I love riding the morning trains.
I've been doing that for 3 months now, ever since I began my internship. And i love it. Not just because it's squeaky clean and well air-conditioned, but mainly because I can watch people. Observe them. And then laugh behind their back.
Seriously though, 3 months is a very very long time and I think I've known my train people well enough. I mean, all these times I actually have secret nicknames for them.
Let's start now, shall we?
First off we have a semi-old man who looks like my physics teacher in high school. He hais this aura of knowledge and charm and wisdom when he walks through the crowd in the station. He always has on a Grand Indonesia ID card hanging 'round his neck, and he seems to be the 'old man on campus' type. Knows everyone, greets everyone, pats the beggars on their backs, you know. Let's call him Grand Dad (get it?? Because he works in Grand Indonesia and--oh well, i love puns.) Grand Dad seems nice.

** Given material **
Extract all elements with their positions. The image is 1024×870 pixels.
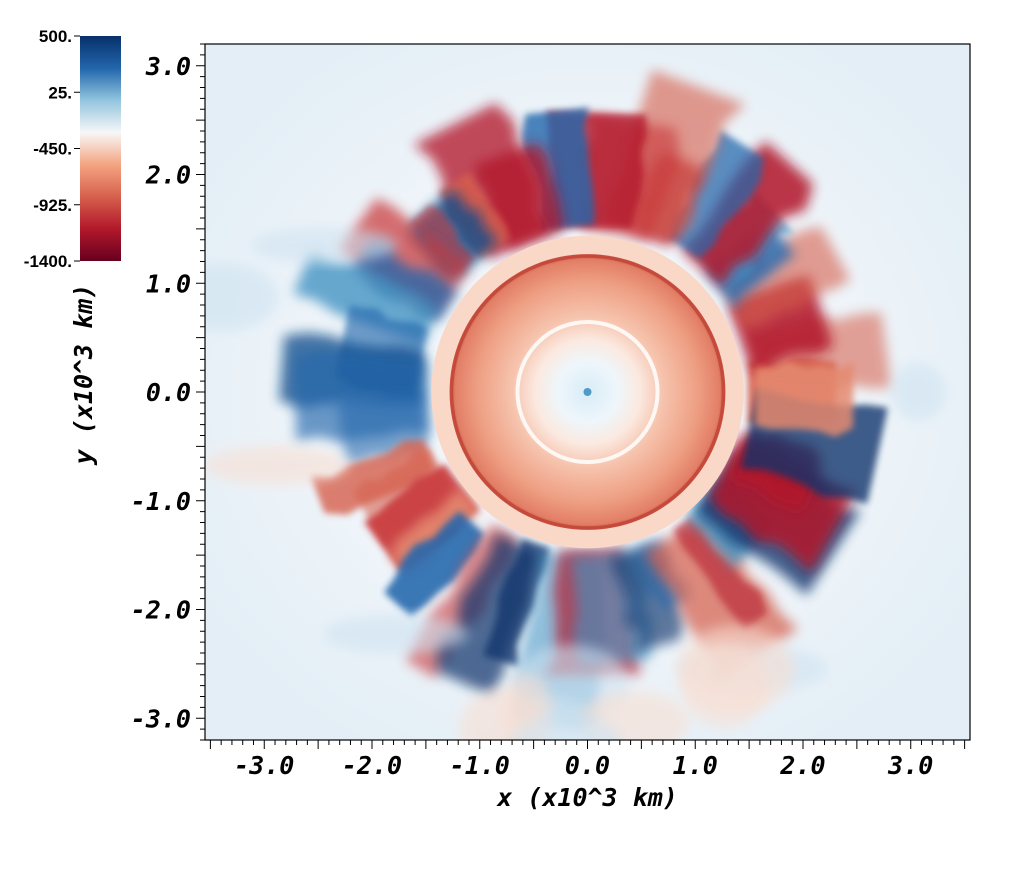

** Requirement A **
According to the post about morning train riders, how long has the writer been riding the morning trains?
** Requirement B **
List the qualities that make up the aura the man described in the post about morning train riders has when he walks through the station crowd.
** Requirement C **
Copy word for word the stretch of the post about morning train riders from "I've been doing" through "now, shall we?".

** Task response A **
3 months, since the start of the writer's internship.

** Task response B **
Knowledge, charm, wisdom

** Task response C **
I've been doing that for 3 months now, ever since I began my internship. And i love it. Not just because it's squeaky clean and well air-conditioned, but mainly because I can watch people. Observe them. And then laugh behind their back.
Seriously though, 3 months is a very very long time and I think I've known my train people well enough. I mean, all these times I actually have secret nicknames for them.
Let's start now, shall we?